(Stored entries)

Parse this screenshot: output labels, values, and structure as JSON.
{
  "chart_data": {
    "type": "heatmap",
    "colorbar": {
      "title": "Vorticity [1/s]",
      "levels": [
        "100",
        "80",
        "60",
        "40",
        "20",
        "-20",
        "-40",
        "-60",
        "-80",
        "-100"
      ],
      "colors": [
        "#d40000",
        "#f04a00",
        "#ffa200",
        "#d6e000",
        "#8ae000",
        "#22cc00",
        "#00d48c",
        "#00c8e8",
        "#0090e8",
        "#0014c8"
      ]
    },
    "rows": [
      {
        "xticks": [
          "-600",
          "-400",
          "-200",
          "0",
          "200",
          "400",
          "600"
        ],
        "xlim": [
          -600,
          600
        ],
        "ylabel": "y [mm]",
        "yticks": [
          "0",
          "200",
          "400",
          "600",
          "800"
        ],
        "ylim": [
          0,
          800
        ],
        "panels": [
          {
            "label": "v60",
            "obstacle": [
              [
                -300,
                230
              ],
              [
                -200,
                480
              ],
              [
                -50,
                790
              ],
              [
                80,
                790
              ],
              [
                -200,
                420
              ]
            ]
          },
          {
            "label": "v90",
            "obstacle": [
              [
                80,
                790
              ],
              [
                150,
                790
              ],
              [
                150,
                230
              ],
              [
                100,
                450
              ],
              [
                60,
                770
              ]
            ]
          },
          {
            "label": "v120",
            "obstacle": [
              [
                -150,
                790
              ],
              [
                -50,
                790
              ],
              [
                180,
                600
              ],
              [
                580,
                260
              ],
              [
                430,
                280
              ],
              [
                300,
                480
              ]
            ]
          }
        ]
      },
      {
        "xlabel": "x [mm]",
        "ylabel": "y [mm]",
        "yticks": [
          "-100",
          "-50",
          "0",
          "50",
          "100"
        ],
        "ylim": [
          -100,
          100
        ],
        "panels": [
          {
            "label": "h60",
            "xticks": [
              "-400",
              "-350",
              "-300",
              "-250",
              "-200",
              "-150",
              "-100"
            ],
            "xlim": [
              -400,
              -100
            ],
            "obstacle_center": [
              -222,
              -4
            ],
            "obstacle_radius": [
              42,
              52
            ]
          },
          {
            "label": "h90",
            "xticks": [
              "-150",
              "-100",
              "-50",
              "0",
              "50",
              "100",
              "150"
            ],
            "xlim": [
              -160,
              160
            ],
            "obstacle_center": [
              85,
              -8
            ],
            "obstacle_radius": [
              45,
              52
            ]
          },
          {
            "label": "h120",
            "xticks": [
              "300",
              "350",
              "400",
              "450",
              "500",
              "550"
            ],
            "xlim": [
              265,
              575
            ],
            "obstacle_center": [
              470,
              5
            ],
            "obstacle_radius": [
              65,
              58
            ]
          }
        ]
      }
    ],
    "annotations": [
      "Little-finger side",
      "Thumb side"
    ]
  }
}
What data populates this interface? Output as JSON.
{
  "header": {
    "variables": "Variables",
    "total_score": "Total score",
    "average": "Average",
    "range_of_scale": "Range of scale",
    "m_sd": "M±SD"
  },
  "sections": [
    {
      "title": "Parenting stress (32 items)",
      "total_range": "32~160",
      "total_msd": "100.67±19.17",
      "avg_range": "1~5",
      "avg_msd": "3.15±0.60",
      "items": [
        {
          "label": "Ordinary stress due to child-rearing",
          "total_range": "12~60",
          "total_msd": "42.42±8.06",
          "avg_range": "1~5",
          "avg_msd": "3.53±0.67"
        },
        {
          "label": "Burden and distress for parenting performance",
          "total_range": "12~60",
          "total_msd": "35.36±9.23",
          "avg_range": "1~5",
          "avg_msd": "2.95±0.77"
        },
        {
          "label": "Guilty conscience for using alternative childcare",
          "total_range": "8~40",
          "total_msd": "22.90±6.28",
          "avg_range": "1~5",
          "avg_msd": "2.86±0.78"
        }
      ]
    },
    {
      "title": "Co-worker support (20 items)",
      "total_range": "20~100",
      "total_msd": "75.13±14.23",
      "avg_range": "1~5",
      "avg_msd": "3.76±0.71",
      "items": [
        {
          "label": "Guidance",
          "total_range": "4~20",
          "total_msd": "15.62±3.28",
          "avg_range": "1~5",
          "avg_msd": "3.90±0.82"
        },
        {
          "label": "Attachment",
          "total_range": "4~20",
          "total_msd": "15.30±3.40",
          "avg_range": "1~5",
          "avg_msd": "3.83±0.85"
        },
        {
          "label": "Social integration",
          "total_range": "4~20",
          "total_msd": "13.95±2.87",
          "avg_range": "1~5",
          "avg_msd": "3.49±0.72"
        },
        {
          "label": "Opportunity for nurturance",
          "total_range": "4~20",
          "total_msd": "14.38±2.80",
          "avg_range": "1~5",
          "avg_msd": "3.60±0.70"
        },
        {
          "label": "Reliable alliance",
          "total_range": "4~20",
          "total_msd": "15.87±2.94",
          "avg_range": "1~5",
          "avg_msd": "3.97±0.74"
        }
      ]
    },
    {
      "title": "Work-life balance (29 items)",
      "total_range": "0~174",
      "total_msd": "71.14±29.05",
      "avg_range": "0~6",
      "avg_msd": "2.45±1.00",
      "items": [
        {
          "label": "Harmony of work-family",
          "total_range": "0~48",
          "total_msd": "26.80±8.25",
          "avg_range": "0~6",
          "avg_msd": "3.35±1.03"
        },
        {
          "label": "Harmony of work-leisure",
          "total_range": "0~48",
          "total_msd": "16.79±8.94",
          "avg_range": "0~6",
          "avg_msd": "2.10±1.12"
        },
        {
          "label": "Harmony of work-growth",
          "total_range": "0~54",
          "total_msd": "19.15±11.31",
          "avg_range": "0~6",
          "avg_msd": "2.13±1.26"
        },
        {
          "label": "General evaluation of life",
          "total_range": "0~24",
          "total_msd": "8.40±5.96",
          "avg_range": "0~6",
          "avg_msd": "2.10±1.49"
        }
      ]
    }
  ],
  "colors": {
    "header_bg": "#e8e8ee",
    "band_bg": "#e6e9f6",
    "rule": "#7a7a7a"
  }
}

Task directions → Exactly as shown, repeat every record.

Complete response →
Parse this screenshot: output labels, values, and structure as JSON.
{
  "chart_data": {
    "type": "heatmap",
    "colorbar": {
      "title": "Vorticity [1/s]",
      "levels": [
        "100",
        "80",
        "60",
        "40",
        "20",
        "-20",
        "-40",
        "-60",
        "-80",
        "-100"
      ],
      "colors": [
        "#d40000",
        "#f04a00",
        "#ffa200",
        "#d6e000",
        "#8ae000",
        "#22cc00",
        "#00d48c",
        "#00c8e8",
        "#0090e8",
        "#0014c8"
      ]
    },
    "rows": [
      {
        "xticks": [
          "-600",
          "-400",
          "-200",
          "0",
          "200",
          "400",
          "600"
        ],
        "xlim": [
          -600,
          600
        ],
        "ylabel": "y [mm]",
        "yticks": [
          "0",
          "200",
          "400",
          "600",
          "800"
        ],
        "ylim": [
          0,
          800
        ],
        "panels": [
          {
            "label": "v60",
            "obstacle": [
              [
                -300,
                230
              ],
              [
                -200,
                480
              ],
              [
                -50,
                790
              ],
              [
                80,
                790
              ],
              [
                -200,
                420
              ]
            ]
          },
          {
            "label": "v90",
            "obstacle": [
              [
                80,
                790
              ],
              [
                150,
                790
              ],
              [
                150,
                230
              ],
              [
                100,
                450
              ],
              [
                60,
                770
              ]
            ]
          },
          {
            "label": "v120",
            "obstacle": [
              [
                -150,
                790
              ],
              [
                -50,
                790
              ],
              [
                180,
                600
              ],
              [
                580,
                260
              ],
              [
                430,
                280
              ],
              [
                300,
                480
              ]
            ]
          }
        ]
      },
      {
        "xlabel": "x [mm]",
        "ylabel": "y [mm]",
        "yticks": [
          "-100",
          "-50",
          "0",
          "50",
          "100"
        ],
        "ylim": [
          -100,
          100
        ],
        "panels": [
          {
            "label": "h60",
            "xticks": [
              "-400",
              "-350",
              "-300",
              "-250",
              "-200",
              "-150",
              "-100"
            ],
            "xlim": [
              -400,
              -100
            ],
            "obstacle_center": [
              -222,
              -4
            ],
            "obstacle_radius": [
              42,
              52
            ]
          },
          {
            "label": "h90",
            "xticks": [
              "-150",
              "-100",
              "-50",
              "0",
              "50",
              "100",
              "150"
            ],
            "xlim": [
              -160,
              160
            ],
            "obstacle_center": [
              85,
              -8
            ],
            "obstacle_radius": [
              45,
              52
            ]
          },
          {
            "label": "h120",
            "xticks": [
              "300",
              "350",
              "400",
              "450",
              "500",
              "550"
            ],
            "xlim": [
              265,
              575
            ],
            "obstacle_center": [
              470,
              5
            ],
            "obstacle_radius": [
              65,
              58
            ]
          }
        ]
      }
    ],
    "annotations": [
      "Little-finger side",
      "Thumb side"
    ]
  }
}
What data populates this interface? Output as JSON.
{
  "header": {
    "variables": "Variables",
    "total_score": "Total score",
    "average": "Average",
    "range_of_scale": "Range of scale",
    "m_sd": "M±SD"
  },
  "sections": [
    {
      "title": "Parenting stress (32 items)",
      "total_range": "32~160",
      "total_msd": "100.67±19.17",
      "avg_range": "1~5",
      "avg_msd": "3.15±0.60",
      "items": [
        {
          "label": "Ordinary stress due to child-rearing",
          "total_range": "12~60",
          "total_msd": "42.42±8.06",
          "avg_range": "1~5",
          "avg_msd": "3.53±0.67"
        },
        {
          "label": "Burden and distress for parenting performance",
          "total_range": "12~60",
          "total_msd": "35.36±9.23",
          "avg_range": "1~5",
          "avg_msd": "2.95±0.77"
        },
        {
          "label": "Guilty conscience for using alternative childcare",
          "total_range": "8~40",
          "total_msd": "22.90±6.28",
          "avg_range": "1~5",
          "avg_msd": "2.86±0.78"
        }
      ]
    },
    {
      "title": "Co-worker support (20 items)",
      "total_range": "20~100",
      "total_msd": "75.13±14.23",
      "avg_range": "1~5",
      "avg_msd": "3.76±0.71",
      "items": [
        {
          "label": "Guidance",
          "total_range": "4~20",
          "total_msd": "15.62±3.28",
          "avg_range": "1~5",
          "avg_msd": "3.90±0.82"
        },
        {
          "label": "Attachment",
          "total_range": "4~20",
          "total_msd": "15.30±3.40",
          "avg_range": "1~5",
          "avg_msd": "3.83±0.85"
        },
        {
          "label": "Social integration",
          "total_range": "4~20",
          "total_msd": "13.95±2.87",
          "avg_range": "1~5",
          "avg_msd": "3.49±0.72"
        },
        {
          "label": "Opportunity for nurturance",
          "total_range": "4~20",
          "total_msd": "14.38±2.80",
          "avg_range": "1~5",
          "avg_msd": "3.60±0.70"
        },
        {
          "label": "Reliable alliance",
          "total_range": "4~20",
          "total_msd": "15.87±2.94",
          "avg_range": "1~5",
          "avg_msd": "3.97±0.74"
        }
      ]
    },
    {
      "title": "Work-life balance (29 items)",
      "total_range": "0~174",
      "total_msd": "71.14±29.05",
      "avg_range": "0~6",
      "avg_msd": "2.45±1.00",
      "items": [
        {
          "label": "Harmony of work-family",
          "total_range": "0~48",
          "total_msd": "26.80±8.25",
          "avg_range": "0~6",
          "avg_msd": "3.35±1.03"
        },
        {
          "label": "Harmony of work-leisure",
          "total_range": "0~48",
          "total_msd": "16.79±8.94",
          "avg_range": "0~6",
          "avg_msd": "2.10±1.12"
        },
        {
          "label": "Harmony of work-growth",
          "total_range": "0~54",
          "total_msd": "19.15±11.31",
          "avg_range": "0~6",
          "avg_msd": "2.13±1.26"
        },
        {
          "label": "General evaluation of life",
          "total_range": "0~24",
          "total_msd": "8.40±5.96",
          "avg_range": "0~6",
          "avg_msd": "2.10±1.49"
        }
      ]
    }
  ],
  "colors": {
    "header_bg": "#e8e8ee",
    "band_bg": "#e6e9f6",
    "rule": "#7a7a7a"
  }
}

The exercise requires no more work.